══ Data rows ══

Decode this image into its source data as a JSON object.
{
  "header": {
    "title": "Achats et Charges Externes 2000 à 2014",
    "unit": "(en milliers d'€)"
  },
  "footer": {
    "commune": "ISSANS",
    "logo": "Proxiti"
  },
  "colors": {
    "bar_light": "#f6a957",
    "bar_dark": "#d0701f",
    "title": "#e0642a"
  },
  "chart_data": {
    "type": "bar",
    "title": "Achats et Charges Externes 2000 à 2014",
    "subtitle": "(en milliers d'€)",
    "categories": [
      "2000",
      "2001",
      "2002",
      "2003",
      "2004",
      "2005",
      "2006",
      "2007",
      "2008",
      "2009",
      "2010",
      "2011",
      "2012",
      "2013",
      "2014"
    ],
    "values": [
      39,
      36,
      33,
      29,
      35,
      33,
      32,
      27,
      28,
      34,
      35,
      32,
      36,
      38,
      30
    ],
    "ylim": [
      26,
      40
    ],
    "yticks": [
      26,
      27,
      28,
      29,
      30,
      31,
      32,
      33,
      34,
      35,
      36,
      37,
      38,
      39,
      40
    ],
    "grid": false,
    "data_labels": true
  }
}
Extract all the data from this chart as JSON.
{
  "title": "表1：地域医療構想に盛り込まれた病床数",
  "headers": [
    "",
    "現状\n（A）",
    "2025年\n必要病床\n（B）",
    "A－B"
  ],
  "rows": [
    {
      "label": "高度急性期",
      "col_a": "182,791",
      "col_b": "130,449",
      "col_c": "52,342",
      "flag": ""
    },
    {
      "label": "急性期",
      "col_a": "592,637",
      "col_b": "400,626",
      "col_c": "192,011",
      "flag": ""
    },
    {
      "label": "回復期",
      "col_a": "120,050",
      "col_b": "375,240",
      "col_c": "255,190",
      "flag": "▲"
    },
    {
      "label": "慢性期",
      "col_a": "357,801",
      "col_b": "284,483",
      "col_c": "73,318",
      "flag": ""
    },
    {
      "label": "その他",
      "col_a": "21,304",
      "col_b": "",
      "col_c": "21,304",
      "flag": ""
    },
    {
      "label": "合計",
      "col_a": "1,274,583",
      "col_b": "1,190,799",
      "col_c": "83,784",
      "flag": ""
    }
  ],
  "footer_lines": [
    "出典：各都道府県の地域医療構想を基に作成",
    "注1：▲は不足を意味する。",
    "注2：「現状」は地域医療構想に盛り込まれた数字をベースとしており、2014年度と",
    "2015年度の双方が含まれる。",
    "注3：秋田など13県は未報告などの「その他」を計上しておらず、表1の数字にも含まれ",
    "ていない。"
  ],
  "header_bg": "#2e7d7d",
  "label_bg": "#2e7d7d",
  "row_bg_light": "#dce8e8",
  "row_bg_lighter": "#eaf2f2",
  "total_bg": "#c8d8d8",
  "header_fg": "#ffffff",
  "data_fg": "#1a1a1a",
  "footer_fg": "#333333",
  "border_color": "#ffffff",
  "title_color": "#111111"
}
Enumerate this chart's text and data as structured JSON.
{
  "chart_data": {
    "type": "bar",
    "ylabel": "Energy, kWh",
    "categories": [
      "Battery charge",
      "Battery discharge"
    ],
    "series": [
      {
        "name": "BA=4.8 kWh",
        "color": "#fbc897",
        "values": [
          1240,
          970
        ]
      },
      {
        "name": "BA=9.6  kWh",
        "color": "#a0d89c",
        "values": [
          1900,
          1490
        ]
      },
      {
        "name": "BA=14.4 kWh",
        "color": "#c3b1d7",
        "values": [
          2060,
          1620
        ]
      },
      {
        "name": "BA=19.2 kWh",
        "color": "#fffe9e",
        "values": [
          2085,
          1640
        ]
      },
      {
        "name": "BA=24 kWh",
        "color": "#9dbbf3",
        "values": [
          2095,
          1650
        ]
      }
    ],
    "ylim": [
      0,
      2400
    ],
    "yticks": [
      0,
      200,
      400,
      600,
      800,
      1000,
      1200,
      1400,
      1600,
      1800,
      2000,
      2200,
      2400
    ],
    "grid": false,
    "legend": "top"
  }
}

═══

▶ [Work to be completed]: Copy all lines from the data that hold the word "ffffff".

▶ [Response to the task]:
  "header_fg": "#ffffff",
  "border_color": "#ffffff",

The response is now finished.